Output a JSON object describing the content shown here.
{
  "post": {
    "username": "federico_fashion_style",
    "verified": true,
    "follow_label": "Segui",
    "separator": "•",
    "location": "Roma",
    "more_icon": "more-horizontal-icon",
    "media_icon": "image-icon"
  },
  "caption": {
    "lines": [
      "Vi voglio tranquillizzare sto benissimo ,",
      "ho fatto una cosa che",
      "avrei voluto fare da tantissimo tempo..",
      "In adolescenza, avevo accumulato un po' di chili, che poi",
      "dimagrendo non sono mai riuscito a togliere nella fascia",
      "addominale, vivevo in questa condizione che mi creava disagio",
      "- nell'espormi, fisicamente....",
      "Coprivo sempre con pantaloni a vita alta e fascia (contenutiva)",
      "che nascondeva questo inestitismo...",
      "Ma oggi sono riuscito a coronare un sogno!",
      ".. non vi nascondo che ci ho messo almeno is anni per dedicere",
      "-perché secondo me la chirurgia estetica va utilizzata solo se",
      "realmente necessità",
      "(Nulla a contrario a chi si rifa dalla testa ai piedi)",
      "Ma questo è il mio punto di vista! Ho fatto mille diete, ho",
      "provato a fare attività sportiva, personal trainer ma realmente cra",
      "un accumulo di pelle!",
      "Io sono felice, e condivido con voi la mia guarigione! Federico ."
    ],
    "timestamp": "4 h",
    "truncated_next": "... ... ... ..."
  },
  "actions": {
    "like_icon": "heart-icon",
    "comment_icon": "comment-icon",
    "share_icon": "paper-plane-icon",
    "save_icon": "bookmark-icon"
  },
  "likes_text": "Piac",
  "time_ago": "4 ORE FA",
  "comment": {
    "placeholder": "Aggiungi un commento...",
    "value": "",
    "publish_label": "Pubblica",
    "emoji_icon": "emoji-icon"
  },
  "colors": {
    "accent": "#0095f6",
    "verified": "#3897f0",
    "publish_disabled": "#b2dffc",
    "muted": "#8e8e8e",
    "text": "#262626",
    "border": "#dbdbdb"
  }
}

□ □ □ □ □

Given instruction: Scan the material above for the string "questo" and return the lines that hold it.

Complete response:
      "che nascondeva questo inestitismo...",
      "Ma questo è il mio punto di vista! Ho fatto mille diete, ho",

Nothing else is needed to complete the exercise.